**Aim:** Find each line in the records that contains the string "series" and copy those lines.

**Material supplied:**

** START **

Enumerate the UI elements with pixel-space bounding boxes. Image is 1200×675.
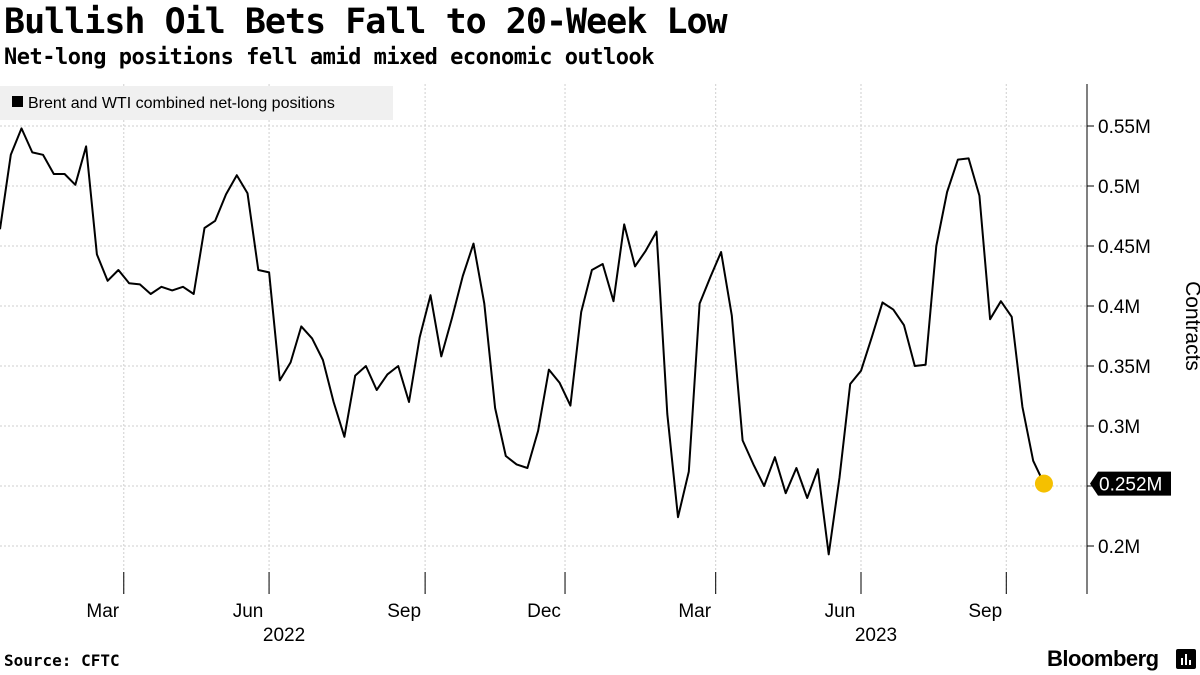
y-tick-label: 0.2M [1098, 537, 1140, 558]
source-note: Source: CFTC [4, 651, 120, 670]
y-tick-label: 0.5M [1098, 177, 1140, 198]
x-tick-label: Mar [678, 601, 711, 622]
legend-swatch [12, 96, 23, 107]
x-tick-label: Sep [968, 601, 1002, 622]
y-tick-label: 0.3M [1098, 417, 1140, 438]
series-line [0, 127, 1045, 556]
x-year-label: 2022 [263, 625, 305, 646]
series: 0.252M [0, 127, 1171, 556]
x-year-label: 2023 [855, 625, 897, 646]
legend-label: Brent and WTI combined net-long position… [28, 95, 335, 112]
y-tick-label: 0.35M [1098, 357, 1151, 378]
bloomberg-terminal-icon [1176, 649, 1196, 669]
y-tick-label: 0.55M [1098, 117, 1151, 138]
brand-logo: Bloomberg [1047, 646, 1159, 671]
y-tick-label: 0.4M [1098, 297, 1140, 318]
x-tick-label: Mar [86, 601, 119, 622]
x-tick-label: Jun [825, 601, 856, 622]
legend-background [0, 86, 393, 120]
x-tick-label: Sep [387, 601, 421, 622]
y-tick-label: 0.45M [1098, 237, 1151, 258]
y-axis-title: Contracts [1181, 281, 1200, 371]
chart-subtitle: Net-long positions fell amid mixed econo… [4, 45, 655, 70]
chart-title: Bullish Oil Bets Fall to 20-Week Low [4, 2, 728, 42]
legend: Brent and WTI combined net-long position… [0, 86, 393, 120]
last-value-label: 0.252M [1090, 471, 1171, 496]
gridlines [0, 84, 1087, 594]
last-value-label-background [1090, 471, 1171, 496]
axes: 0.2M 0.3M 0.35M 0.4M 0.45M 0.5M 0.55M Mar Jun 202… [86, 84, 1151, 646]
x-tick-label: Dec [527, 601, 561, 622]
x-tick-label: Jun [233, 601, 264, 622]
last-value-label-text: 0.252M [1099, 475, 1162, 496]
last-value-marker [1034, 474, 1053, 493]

** END **
** START **

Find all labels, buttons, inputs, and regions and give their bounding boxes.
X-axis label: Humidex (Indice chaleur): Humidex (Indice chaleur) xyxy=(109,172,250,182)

** END **

**Response for this exercise:**
series-line [0, 127, 1045, 556]
series: 0.252M [0, 127, 1171, 556]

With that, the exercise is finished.